§ Stated task: Leave out the pictures and repeat every record exactly.

## START

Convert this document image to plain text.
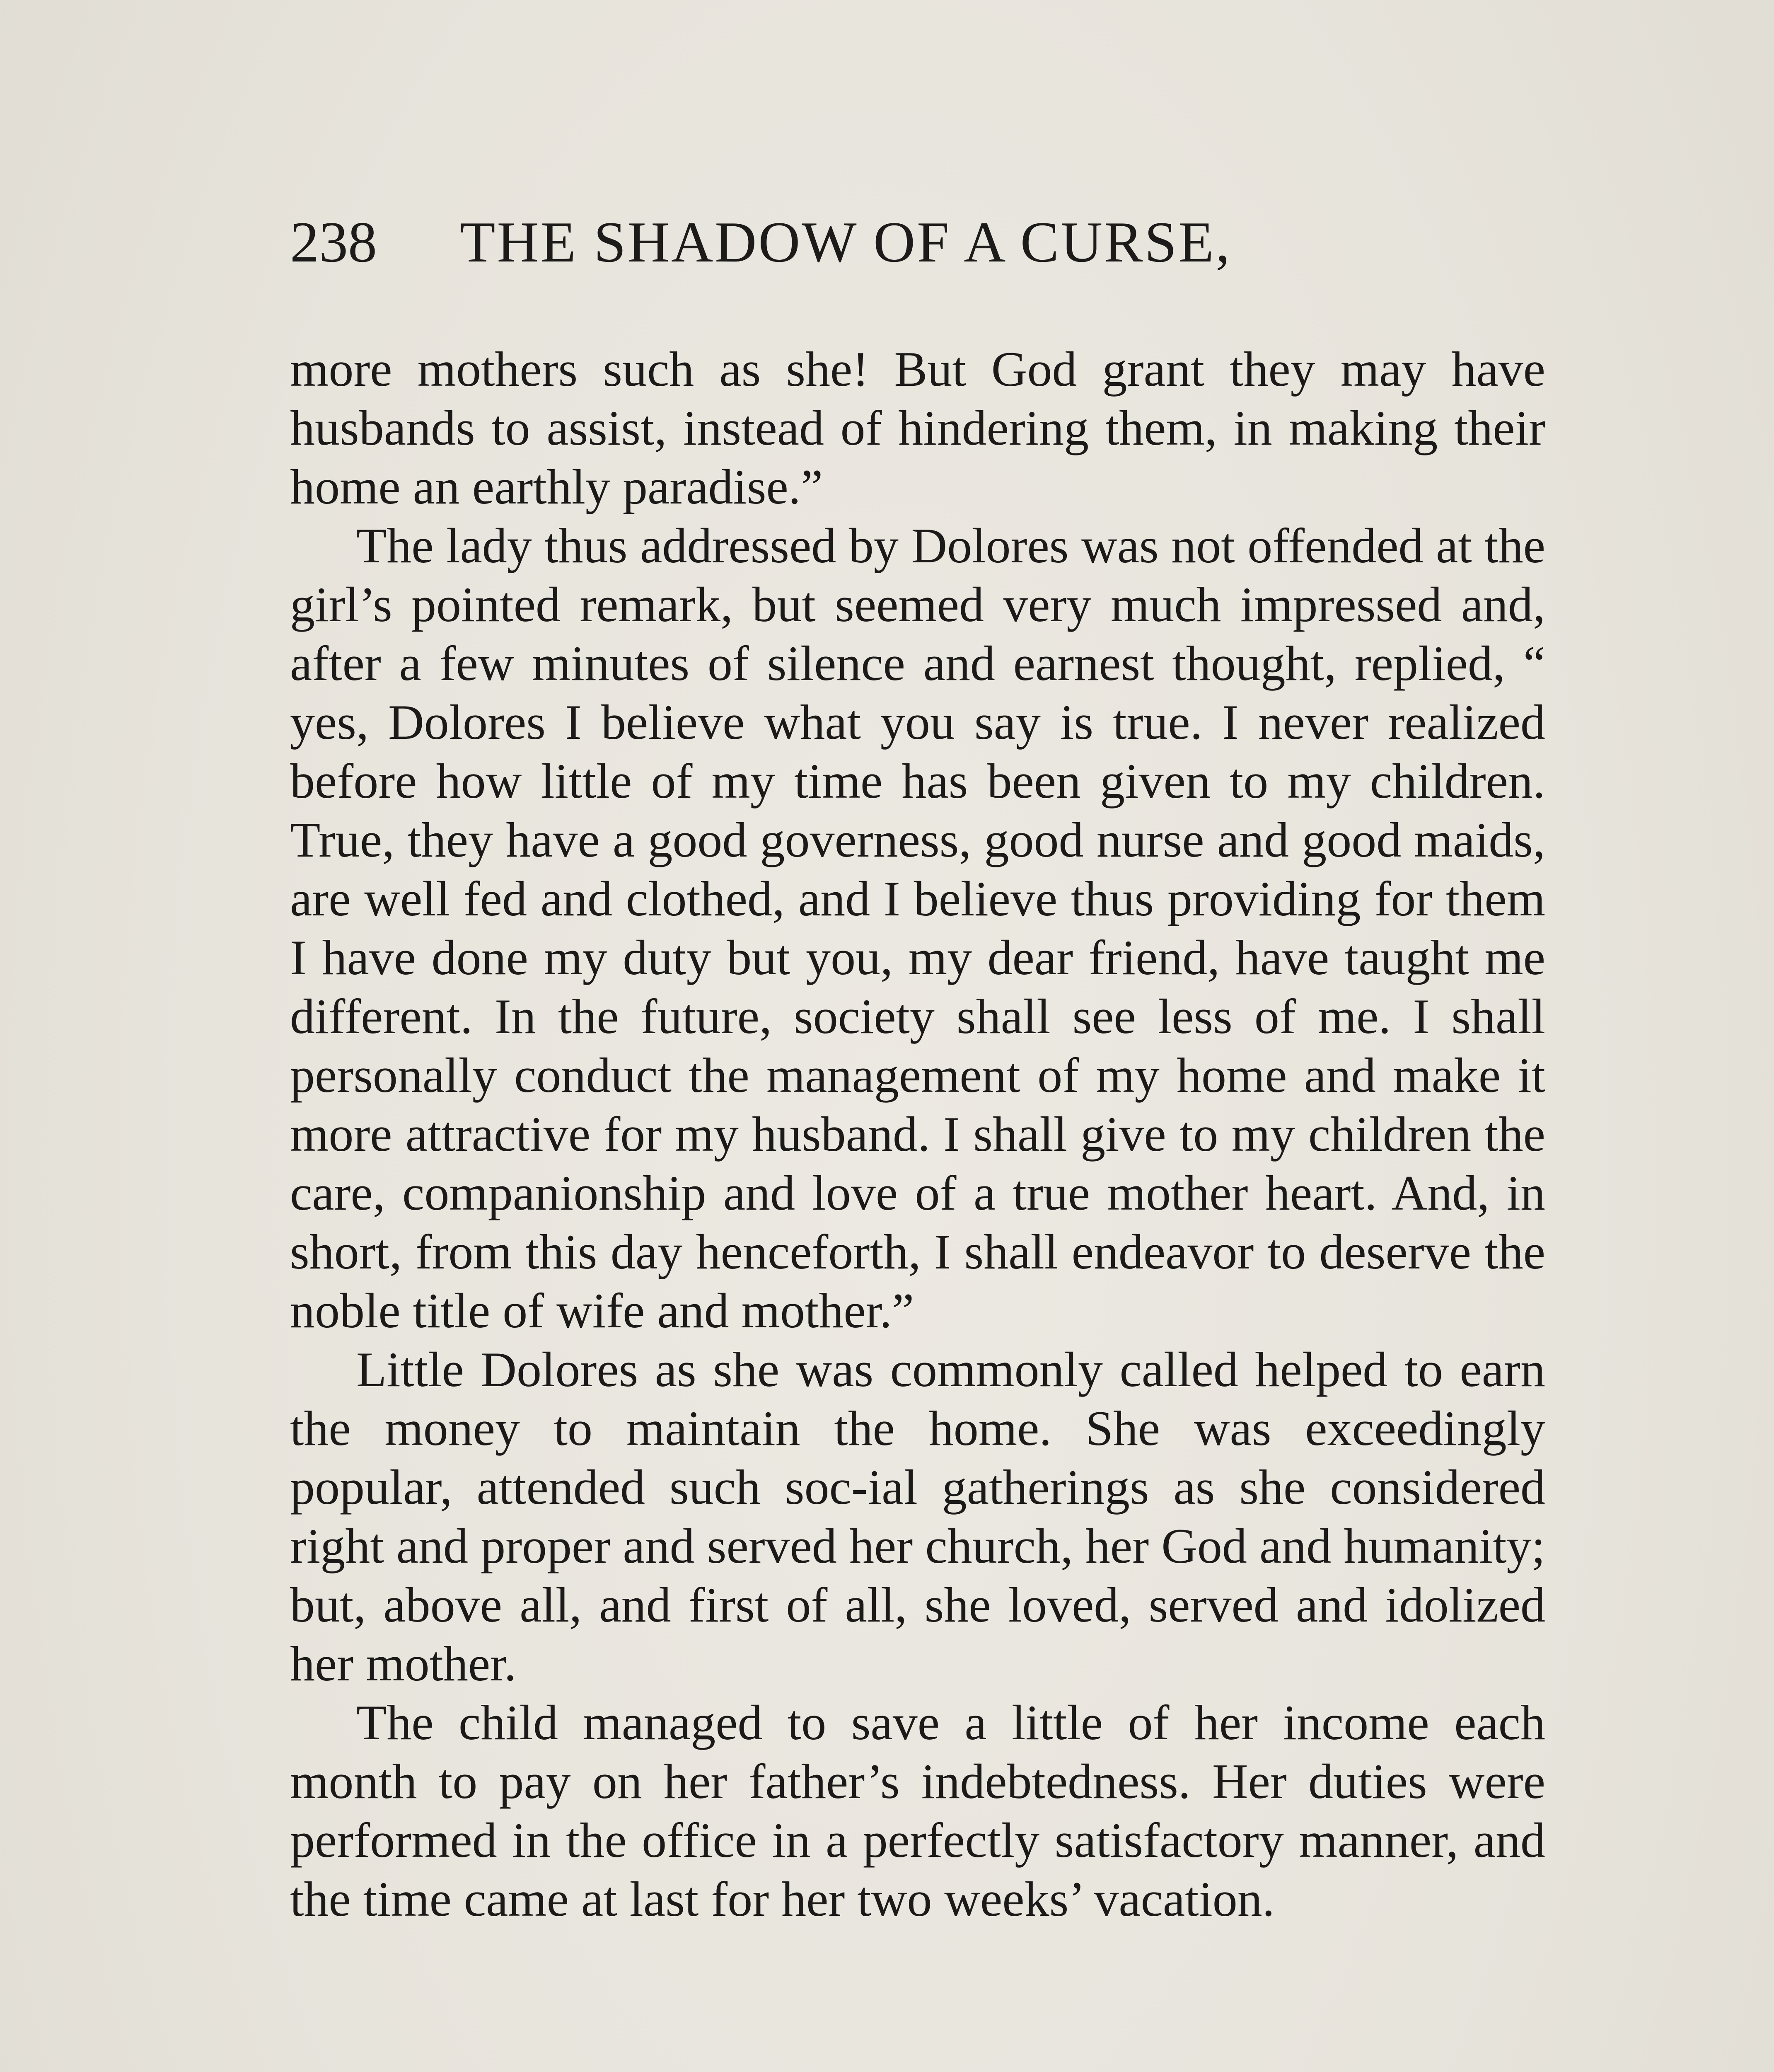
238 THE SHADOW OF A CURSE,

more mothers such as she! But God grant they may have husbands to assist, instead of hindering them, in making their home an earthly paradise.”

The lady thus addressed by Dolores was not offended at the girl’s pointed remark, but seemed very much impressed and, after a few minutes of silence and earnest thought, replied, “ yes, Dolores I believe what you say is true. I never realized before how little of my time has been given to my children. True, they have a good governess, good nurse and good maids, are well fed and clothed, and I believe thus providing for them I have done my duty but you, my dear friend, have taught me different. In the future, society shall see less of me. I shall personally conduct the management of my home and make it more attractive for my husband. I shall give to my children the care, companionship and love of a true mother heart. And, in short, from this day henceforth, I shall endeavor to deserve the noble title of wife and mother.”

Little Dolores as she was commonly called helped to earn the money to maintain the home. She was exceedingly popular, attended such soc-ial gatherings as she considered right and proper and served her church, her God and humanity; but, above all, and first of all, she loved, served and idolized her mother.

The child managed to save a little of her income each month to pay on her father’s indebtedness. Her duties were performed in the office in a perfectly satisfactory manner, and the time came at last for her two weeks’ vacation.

## END

§ Problem solution:
Convert this document image to plain text.
238 THE SHADOW OF A CURSE,

more mothers such as she! But God grant they may have husbands to assist, instead of hindering them, in making their home an earthly paradise.”

The lady thus addressed by Dolores was not offended at the girl’s pointed remark, but seemed very much impressed and, after a few minutes of silence and earnest thought, replied, “ yes, Dolores I believe what you say is true. I never realized before how little of my time has been given to my children. True, they have a good governess, good nurse and good maids, are well fed and clothed, and I believe thus providing for them I have done my duty but you, my dear friend, have taught me different. In the future, society shall see less of me. I shall personally conduct the management of my home and make it more attractive for my husband. I shall give to my children the care, companionship and love of a true mother heart. And, in short, from this day henceforth, I shall endeavor to deserve the noble title of wife and mother.”

Little Dolores as she was commonly called helped to earn the money to maintain the home. She was exceedingly popular, attended such soc-ial gatherings as she considered right and proper and served her church, her God and humanity; but, above all, and first of all, she loved, served and idolized her mother.

The child managed to save a little of her income each month to pay on her father’s indebtedness. Her duties were performed in the office in a perfectly satisfactory manner, and the time came at last for her two weeks’ vacation.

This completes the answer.